• _Given request_
Show all lines holding "loin".

** BEGIN Items **

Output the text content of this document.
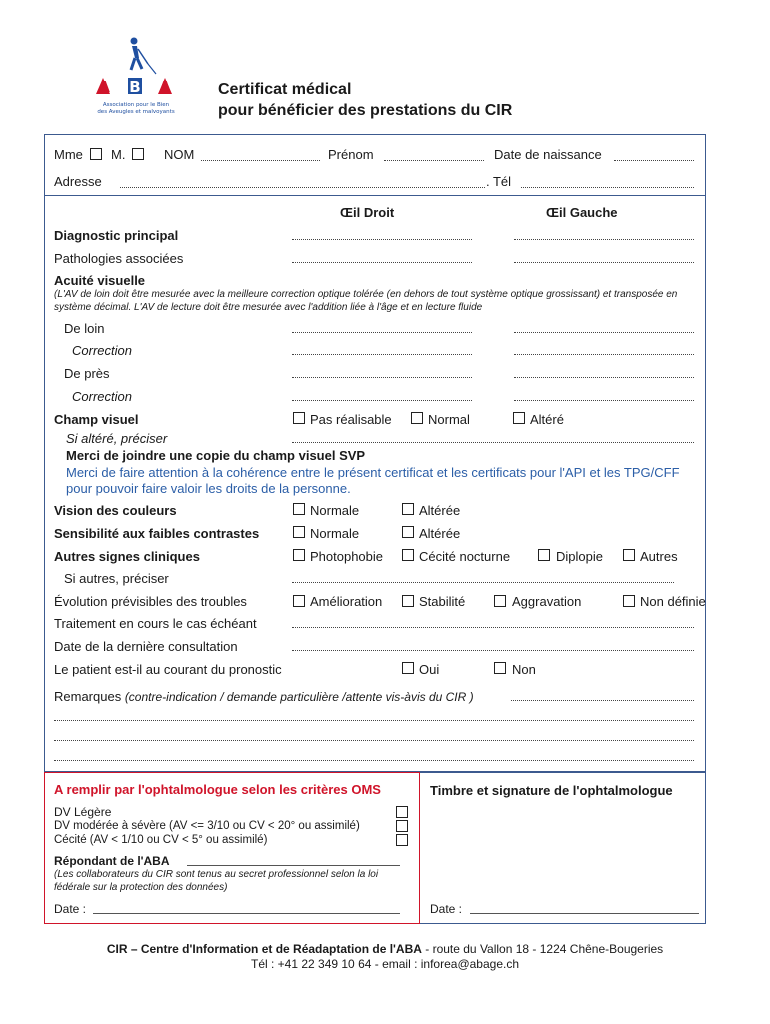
A B A
Association pour le Bien
des Aveugles et malvoyants
Certificat médical
pour bénéficier des prestations du CIR
Mme M.	NOM	Prénom	Date de naissance
Adresse	. Tél
Œil Droit	Œil Gauche
Diagnostic principal
Pathologies associées
Acuité visuelle
(L'AV de loin doit être mesurée avec la meilleure correction optique tolérée (en dehors de tout système optique grossissant) et transposée en système décimal. L'AV de lecture doit être mesurée avec l'addition liée à l'âge et en lecture fluide
De loin
Correction
De près
Correction
Champ visuel	Pas réalisable	Normal	Altéré
Si altéré, préciser
Merci de joindre une copie du champ visuel SVP
Merci de faire attention à la cohérence entre le présent certificat et les certificats pour l'API et les TPG/CFF pour pouvoir faire valoir les droits de la personne.
Vision des couleurs	Normale	Altérée
Sensibilité aux faibles contrastes	Normale	Altérée
Autres signes cliniques	Photophobie	Cécité nocturne	Diplopie	Autres
Si autres, préciser
Évolution prévisibles des troubles	Amélioration	Stabilité	Aggravation	Non définie
Traitement en cours le cas échéant
Date de la dernière consultation
Le patient est-il au courant du pronostic	Oui	Non
Remarques (contre-indication / demande particulière /attente vis-àvis du CIR )
A remplir par l'ophtalmologue selon les critères OMS
DV Légère
DV modérée à sévère (AV <= 3/10 ou CV < 20° ou assimilé)
Cécité (AV < 1/10 ou CV < 5° ou assimilé)
Répondant de l'ABA
(Les collaborateurs du CIR sont tenus au secret professionnel selon la loi fédérale sur la protection des données)
Date :
Timbre et signature de l'ophtalmologue
Date :
CIR – Centre d'Information et de Réadaptation de l'ABA - route du Vallon 18 - 1224 Chêne-Bougeries
Tél : +41 22 349 10 64 - email : inforea@abage.ch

** END Items **

• _Answer below_
(L'AV de loin doit être mesurée avec la meilleure correction optique tolérée (en dehors de tout système optique grossissant) et transposée en système décimal. L'AV de lecture doit être mesurée avec l'addition liée à l'âge et en lecture fluide
De loin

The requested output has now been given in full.